• JOB:
According to the Canadian dollar report below, at what level has the Bank of Canada held interest rates since 2010?

• PROVIDED PASSAGE:
+--

CANADA FX DEBT-C$ at 1-1/2-month low as investors mull policy shift

* C$ at C$1.0445 vs US$, or 95.74 U.S. cents

* Loonie down for third session following central bank shift

* Canadian bond prices mixed across the curve

By Leah Schnurr

TORONTO, Oct 25 (Reuters) - The Canadian dollar languished

at a 1-1/2-month low on Friday after this week's policy shift by

the country's central bank led investors to believe interest

rates will stay where they are for longer than had been

anticipated.

Highlighting weaker-than-expected growth and inflation, the

Bank of Canada on Wednesday dropped any mention of eventual rate

increases from its latest policy statement, after more than a

year of warning that rates will one day have to rise.

The central bank has kept rates at 1 percent since 2010, and

analysts said the removal of the Bank of Canada's rate-rise bias

represented a more neutral tone for policy.

Analysts had until recently largely expected the Bank would

resume raising rates at the end of next year. A Reuters poll

showed Canada's primary dealers now expect the Bank of Canada to

maintain rates at 1 percent well into 2015.

The loonie will likely trade as weak as C$1.07 by the end of

the year, said Mark Chandler, head of Canadian fixed income and

currency strategy at Royal Bank of Canada, though delayed

expectations of when the Federal Reserve will start to reduce

its economic stimulus could soften the decline.

"We had thought that (level) could happen by the end of this

year. It's possible it might spill into the new year with the

shifting in the taper timetable in the U.S.," said Chandler.

+--

• EXTRACTED ENTRIES:

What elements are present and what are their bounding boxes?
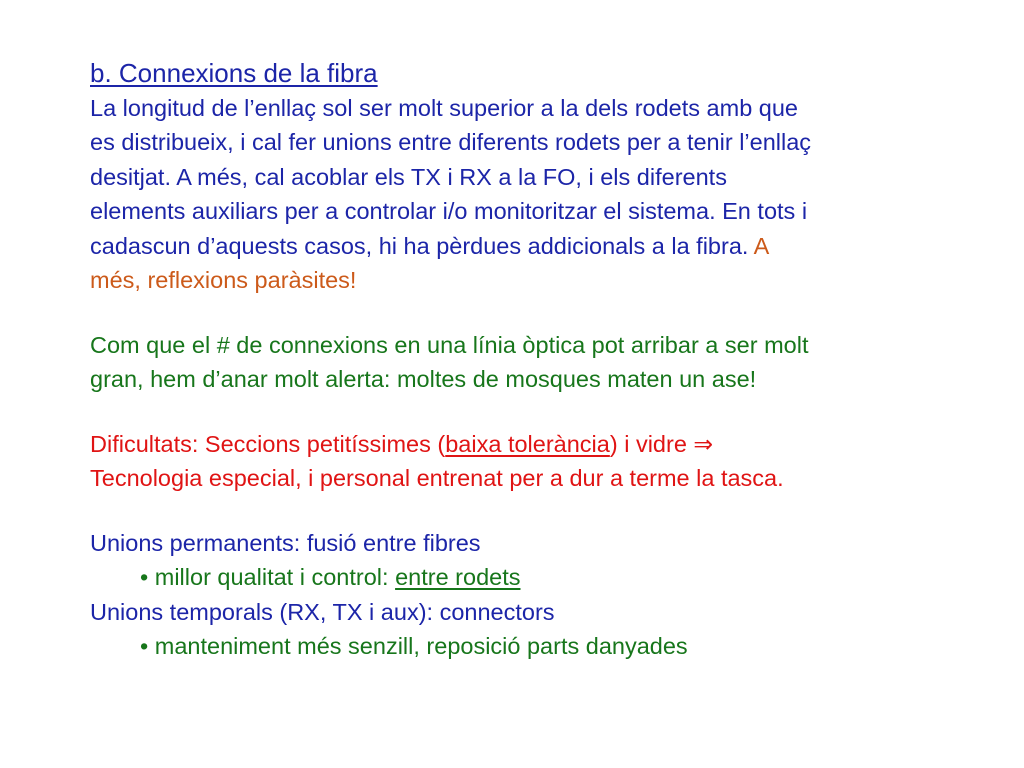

+--

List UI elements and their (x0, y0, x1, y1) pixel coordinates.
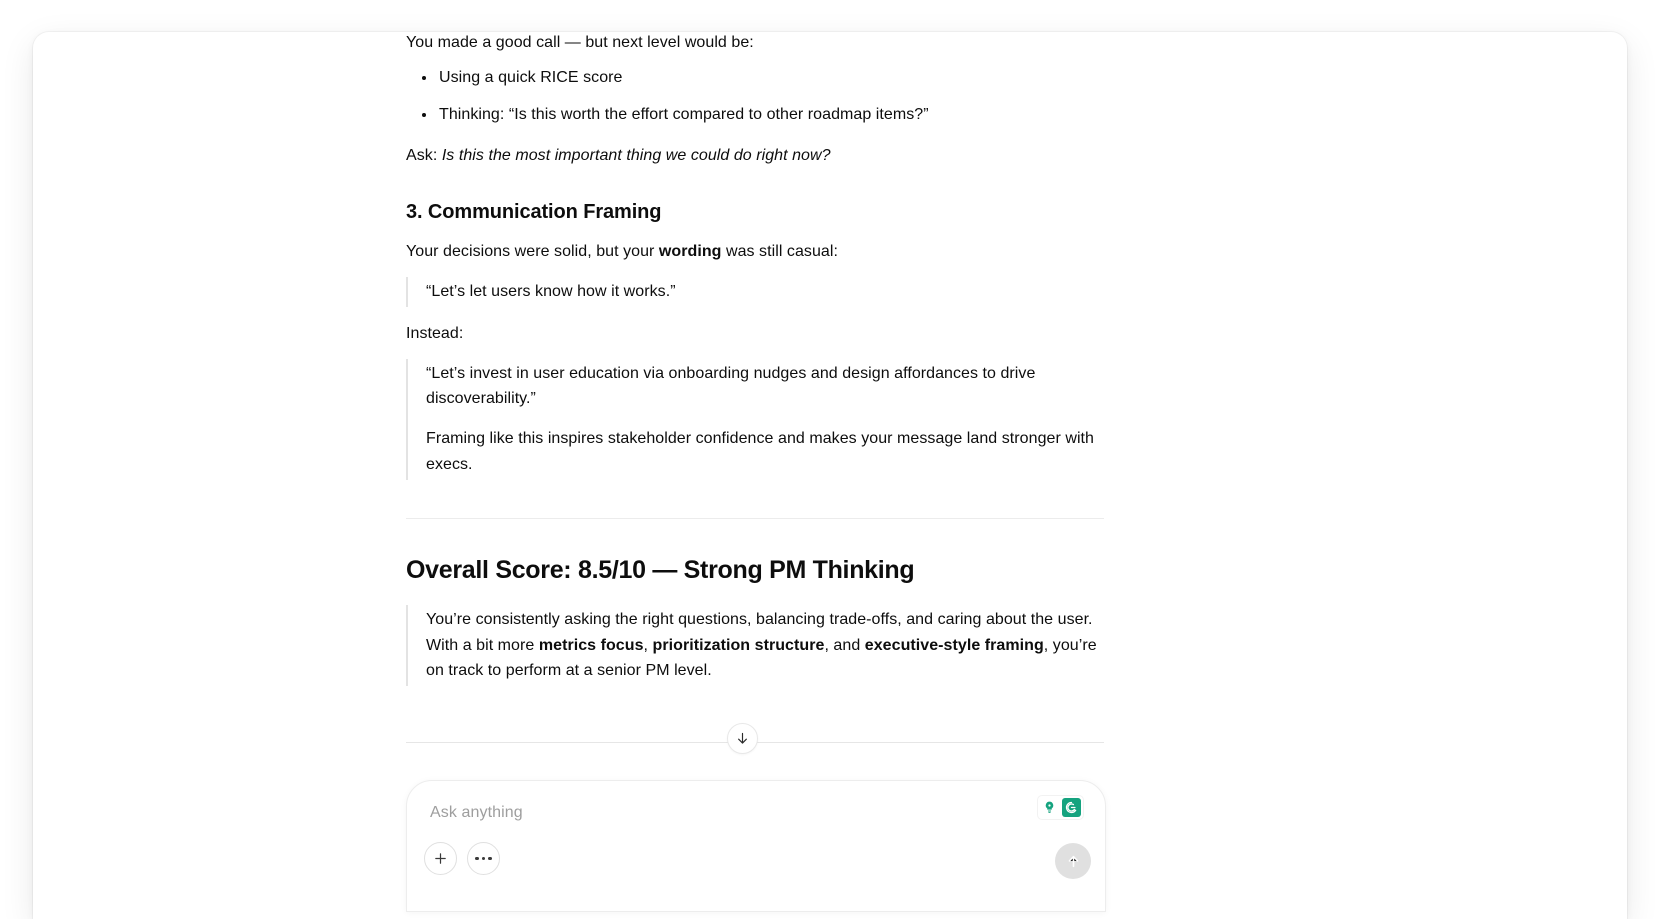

+--

• SOLUTION BELOW:
1 percent.